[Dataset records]
-------

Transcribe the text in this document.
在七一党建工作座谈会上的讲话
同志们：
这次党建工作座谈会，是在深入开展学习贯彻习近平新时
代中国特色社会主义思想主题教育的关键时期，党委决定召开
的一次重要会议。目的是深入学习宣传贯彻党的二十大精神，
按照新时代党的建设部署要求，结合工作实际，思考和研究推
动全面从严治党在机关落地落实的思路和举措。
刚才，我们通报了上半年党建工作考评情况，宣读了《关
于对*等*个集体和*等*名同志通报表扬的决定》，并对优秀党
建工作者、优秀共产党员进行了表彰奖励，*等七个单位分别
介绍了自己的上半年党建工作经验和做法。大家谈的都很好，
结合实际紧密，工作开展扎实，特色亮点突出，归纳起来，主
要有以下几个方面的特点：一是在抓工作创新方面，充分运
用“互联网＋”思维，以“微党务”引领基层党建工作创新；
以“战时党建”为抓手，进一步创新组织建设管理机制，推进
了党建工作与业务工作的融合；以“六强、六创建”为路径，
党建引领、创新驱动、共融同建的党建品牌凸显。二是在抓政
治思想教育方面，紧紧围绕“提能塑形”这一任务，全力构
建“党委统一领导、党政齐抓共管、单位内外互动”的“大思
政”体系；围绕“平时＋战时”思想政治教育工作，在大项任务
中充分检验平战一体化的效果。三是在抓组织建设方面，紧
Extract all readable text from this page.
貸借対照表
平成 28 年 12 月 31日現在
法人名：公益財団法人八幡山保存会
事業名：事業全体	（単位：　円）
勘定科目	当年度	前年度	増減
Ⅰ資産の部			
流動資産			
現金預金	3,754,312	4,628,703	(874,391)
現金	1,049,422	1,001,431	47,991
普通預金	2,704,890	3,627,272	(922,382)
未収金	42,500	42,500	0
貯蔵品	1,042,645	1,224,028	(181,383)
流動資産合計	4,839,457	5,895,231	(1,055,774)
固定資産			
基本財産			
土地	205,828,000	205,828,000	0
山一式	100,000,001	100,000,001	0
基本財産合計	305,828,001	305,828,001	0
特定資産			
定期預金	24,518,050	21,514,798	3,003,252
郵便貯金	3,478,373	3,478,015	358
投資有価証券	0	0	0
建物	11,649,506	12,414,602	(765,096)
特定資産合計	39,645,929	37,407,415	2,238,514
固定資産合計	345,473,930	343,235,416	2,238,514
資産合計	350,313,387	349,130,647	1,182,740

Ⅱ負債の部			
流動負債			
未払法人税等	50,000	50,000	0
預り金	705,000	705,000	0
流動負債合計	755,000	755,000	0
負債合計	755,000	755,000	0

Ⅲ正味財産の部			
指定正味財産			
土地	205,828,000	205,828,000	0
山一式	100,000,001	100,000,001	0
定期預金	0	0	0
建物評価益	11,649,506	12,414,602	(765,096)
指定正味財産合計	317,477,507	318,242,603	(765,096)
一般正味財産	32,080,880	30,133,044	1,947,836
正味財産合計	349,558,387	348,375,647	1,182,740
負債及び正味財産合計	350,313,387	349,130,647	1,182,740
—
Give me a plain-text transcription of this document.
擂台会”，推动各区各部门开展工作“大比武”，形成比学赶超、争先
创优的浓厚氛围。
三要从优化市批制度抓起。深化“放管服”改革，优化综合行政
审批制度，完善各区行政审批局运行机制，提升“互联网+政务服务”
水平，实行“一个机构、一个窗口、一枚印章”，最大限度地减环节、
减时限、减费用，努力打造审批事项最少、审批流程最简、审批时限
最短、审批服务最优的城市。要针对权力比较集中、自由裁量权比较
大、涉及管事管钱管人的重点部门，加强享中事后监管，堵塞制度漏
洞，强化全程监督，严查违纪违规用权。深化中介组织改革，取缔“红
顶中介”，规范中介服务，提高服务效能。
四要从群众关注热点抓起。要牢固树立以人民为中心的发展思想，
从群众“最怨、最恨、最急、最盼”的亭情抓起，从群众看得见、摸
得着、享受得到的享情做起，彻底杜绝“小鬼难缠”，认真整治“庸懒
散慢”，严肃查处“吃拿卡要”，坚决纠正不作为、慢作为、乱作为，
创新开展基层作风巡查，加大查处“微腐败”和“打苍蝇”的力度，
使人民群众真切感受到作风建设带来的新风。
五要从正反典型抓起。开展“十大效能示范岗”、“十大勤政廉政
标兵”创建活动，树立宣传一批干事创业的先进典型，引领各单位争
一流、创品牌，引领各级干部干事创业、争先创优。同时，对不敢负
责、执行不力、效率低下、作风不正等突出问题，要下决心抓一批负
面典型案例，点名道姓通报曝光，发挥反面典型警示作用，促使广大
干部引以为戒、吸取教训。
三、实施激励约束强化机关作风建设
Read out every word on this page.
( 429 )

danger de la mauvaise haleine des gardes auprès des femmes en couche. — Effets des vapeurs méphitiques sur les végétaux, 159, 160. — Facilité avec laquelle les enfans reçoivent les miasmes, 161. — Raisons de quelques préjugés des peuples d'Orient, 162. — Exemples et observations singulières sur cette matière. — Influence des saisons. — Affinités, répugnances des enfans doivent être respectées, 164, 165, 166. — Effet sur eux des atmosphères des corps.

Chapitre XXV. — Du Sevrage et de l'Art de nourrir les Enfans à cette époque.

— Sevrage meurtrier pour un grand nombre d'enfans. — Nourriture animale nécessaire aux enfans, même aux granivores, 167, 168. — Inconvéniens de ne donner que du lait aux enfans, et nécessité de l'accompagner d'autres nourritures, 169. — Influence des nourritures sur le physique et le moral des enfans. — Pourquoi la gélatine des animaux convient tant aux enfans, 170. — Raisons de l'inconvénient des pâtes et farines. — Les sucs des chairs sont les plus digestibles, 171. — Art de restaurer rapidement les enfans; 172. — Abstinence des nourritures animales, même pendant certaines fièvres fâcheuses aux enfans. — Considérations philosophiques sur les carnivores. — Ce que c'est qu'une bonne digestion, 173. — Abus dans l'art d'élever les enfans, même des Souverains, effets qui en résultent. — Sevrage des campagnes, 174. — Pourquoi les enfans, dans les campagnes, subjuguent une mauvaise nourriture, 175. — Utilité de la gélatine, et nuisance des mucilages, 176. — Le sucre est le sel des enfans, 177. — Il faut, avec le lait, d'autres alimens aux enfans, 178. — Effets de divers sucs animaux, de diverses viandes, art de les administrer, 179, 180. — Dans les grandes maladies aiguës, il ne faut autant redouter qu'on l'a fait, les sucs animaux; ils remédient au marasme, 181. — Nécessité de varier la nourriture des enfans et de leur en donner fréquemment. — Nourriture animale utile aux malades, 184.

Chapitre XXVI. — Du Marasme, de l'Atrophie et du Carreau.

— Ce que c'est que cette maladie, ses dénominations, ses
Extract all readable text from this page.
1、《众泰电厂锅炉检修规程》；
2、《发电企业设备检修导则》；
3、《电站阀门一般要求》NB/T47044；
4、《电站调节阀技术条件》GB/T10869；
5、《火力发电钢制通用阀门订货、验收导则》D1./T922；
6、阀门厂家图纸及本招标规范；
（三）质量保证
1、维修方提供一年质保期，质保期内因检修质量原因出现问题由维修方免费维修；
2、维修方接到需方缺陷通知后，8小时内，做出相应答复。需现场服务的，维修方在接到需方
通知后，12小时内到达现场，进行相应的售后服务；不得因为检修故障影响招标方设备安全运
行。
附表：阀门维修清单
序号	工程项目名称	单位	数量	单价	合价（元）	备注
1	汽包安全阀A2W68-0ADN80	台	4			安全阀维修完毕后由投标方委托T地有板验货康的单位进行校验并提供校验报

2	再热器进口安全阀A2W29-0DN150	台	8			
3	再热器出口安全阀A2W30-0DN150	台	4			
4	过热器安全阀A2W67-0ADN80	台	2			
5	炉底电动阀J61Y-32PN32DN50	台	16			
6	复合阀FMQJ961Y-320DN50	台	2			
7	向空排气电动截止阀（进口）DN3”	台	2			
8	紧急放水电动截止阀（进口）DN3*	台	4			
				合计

-------

DIRECTIVE: Return every line above in which the string "document" occurs.

ANSWER TO THE TASK:
Transcribe the text in this document.
Give me a plain-text transcription of this document.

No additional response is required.